> Stated problem: Give the total number of lines with the word "Tháng" in them, and no other words.

*** Given information ***

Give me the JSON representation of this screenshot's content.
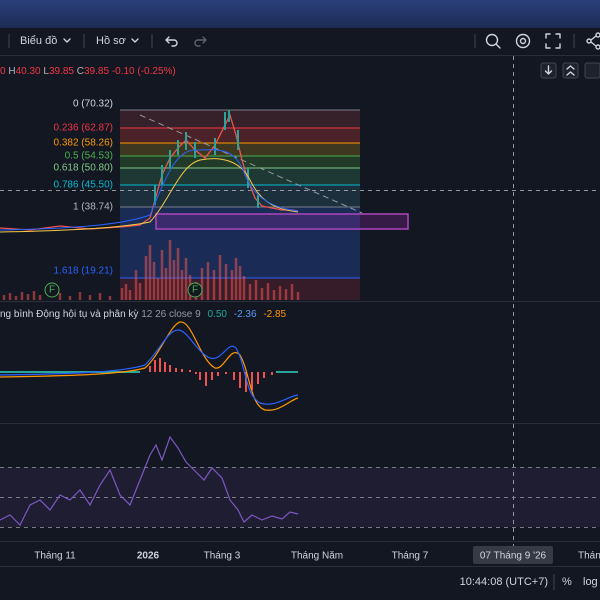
{
  "toolbar": {
    "chart_menu": "Biểu đồ",
    "profile_menu": "Hồ sơ"
  },
  "ohlc": {
    "open_tail": "0",
    "high_label": "H",
    "high": "40.30",
    "low_label": "L",
    "low": "39.85",
    "close_label": "C",
    "close": "39.85",
    "change": "-0.10 (-0.25%)"
  },
  "fib_levels": [
    "0 (70.32)",
    "0.236 (62.87)",
    "0.382 (58.26)",
    "0.5 (54.53)",
    "0.618 (50.80)",
    "0.786 (45.50)",
    "1 (38.74)",
    "1.618 (19.21)"
  ],
  "macd": {
    "name": "ng bình Động hội tụ và phân kỳ",
    "params": "12 26 close 9",
    "values": [
      "0.50",
      "-2.36",
      "-2.85"
    ]
  },
  "markers": [
    "F",
    "F"
  ],
  "time_axis": [
    "Tháng 11",
    "2026",
    "Tháng 3",
    "Tháng Năm",
    "Tháng 7",
    "Tháng"
  ],
  "crosshair_date": "07 Tháng 9 '26",
  "status": {
    "clock": "10:44:08 (UTC+7)",
    "percent": "%",
    "log": "log"
  }
}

***

> Exercise response: 6